EXERCISE INSTRUCTIONS: Below is a listing. Gather each line of it that contains "name".
* BEGIN *
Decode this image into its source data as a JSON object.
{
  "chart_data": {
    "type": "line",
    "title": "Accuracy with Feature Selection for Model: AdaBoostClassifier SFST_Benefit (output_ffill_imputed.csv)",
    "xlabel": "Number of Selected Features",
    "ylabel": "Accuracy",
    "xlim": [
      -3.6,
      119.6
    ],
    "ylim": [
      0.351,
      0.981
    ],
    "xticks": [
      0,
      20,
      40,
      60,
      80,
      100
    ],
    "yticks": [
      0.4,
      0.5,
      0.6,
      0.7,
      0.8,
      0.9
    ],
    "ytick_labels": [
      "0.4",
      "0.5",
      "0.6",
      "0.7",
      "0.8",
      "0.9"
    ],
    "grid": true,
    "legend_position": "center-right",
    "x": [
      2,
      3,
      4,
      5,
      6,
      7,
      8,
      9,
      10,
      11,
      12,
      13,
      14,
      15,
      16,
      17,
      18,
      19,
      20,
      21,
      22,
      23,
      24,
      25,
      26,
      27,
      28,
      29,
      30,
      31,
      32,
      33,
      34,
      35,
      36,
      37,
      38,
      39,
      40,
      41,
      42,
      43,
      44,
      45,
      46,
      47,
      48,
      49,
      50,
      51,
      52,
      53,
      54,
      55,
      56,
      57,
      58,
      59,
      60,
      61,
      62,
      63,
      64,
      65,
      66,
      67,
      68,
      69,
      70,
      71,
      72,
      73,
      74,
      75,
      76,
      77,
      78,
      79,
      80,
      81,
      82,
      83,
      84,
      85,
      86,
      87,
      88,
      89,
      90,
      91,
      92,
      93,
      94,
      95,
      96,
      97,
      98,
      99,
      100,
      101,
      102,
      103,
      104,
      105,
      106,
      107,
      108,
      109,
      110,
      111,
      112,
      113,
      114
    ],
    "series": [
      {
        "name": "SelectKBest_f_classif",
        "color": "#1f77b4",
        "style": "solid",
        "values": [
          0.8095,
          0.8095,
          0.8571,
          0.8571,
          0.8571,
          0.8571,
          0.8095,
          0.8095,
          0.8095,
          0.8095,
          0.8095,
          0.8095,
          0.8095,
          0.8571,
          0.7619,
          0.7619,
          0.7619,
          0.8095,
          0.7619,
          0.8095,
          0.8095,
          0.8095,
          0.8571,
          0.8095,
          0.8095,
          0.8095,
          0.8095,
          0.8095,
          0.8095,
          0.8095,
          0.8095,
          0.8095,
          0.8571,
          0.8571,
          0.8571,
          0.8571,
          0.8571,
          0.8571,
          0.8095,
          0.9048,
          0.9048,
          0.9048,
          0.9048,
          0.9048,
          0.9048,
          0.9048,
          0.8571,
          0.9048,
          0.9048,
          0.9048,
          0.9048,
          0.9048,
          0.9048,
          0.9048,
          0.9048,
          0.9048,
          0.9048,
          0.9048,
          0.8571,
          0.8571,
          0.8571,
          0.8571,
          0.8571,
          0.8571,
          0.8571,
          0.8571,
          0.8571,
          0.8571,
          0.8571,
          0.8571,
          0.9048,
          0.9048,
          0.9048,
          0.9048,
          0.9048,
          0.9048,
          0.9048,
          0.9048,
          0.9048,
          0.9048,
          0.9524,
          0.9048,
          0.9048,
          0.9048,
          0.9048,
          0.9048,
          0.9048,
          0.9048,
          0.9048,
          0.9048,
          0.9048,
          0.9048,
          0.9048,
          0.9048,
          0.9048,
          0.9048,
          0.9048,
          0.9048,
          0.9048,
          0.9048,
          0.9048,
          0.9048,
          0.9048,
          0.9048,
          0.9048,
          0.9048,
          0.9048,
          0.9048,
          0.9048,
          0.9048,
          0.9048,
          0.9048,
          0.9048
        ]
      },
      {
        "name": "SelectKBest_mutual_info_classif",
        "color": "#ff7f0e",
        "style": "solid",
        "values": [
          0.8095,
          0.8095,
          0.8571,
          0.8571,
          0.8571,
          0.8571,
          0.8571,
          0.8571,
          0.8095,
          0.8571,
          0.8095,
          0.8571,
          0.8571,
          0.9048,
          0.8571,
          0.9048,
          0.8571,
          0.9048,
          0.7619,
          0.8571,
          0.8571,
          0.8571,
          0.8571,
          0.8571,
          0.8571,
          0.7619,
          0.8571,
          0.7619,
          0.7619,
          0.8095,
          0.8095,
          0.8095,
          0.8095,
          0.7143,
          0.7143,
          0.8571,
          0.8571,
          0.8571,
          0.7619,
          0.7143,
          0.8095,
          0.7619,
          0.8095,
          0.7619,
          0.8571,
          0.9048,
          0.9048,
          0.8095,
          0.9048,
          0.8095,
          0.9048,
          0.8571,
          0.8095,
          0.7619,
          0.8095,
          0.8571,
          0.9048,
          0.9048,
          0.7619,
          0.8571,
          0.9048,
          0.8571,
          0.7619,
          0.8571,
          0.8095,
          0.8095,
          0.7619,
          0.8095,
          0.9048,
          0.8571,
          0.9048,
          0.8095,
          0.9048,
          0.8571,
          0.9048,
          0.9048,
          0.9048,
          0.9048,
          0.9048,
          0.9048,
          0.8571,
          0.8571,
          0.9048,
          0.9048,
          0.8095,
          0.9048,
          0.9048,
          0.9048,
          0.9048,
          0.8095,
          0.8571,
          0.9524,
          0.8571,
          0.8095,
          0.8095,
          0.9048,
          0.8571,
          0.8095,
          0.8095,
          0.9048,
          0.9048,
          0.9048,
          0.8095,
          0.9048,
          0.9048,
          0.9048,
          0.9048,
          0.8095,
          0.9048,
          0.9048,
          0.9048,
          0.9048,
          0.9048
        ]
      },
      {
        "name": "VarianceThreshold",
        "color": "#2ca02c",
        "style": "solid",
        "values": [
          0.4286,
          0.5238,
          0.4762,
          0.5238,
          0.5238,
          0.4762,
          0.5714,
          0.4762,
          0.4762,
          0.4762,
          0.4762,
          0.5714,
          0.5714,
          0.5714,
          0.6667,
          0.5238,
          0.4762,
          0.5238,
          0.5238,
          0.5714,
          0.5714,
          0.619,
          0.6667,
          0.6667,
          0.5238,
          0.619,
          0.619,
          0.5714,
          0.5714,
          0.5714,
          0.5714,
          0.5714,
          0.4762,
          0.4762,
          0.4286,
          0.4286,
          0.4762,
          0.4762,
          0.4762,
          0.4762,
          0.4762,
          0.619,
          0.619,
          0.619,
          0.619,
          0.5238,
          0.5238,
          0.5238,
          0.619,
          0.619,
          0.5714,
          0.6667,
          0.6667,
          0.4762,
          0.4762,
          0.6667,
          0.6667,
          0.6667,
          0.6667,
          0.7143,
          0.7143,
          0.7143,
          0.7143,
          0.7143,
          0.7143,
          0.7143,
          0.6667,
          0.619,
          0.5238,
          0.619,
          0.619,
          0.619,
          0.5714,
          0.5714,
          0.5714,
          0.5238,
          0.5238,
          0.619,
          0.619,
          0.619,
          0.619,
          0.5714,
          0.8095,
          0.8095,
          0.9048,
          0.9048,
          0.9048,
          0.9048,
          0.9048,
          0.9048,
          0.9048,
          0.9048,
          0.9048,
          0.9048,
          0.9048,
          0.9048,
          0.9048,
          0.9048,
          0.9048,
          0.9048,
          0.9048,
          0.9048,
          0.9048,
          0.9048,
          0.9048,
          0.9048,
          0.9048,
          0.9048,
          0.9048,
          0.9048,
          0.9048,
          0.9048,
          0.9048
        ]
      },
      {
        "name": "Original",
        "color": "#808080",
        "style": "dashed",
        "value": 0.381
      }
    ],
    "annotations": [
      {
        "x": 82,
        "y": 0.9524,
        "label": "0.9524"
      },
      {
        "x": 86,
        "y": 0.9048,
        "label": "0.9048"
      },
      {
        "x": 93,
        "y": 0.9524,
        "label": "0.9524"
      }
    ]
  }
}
* END *
TASK RESULT:
        "name": "SelectKBest_f_classif",
        "name": "SelectKBest_mutual_info_classif",
        "name": "VarianceThreshold",
        "name": "Original",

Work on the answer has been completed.